#### INPUT ROWS ####
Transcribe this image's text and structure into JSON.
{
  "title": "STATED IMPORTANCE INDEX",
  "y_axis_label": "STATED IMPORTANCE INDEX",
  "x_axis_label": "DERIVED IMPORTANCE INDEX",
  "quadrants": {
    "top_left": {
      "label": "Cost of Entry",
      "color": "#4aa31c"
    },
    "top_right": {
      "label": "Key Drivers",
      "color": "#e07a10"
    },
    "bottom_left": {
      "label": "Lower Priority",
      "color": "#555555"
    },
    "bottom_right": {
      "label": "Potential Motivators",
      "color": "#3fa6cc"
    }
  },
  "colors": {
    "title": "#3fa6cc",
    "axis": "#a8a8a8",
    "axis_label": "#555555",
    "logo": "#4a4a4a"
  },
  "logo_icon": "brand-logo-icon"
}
####
Transcribe each entry exactly.

■ **EXERCISE OUTPUT**:
Transcribe this image's text and structure into JSON.
{
  "title": "STATED IMPORTANCE INDEX",
  "y_axis_label": "STATED IMPORTANCE INDEX",
  "x_axis_label": "DERIVED IMPORTANCE INDEX",
  "quadrants": {
    "top_left": {
      "label": "Cost of Entry",
      "color": "#4aa31c"
    },
    "top_right": {
      "label": "Key Drivers",
      "color": "#e07a10"
    },
    "bottom_left": {
      "label": "Lower Priority",
      "color": "#555555"
    },
    "bottom_right": {
      "label": "Potential Motivators",
      "color": "#3fa6cc"
    }
  },
  "colors": {
    "title": "#3fa6cc",
    "axis": "#a8a8a8",
    "axis_label": "#555555",
    "logo": "#4a4a4a"
  },
  "logo_icon": "brand-logo-icon"
}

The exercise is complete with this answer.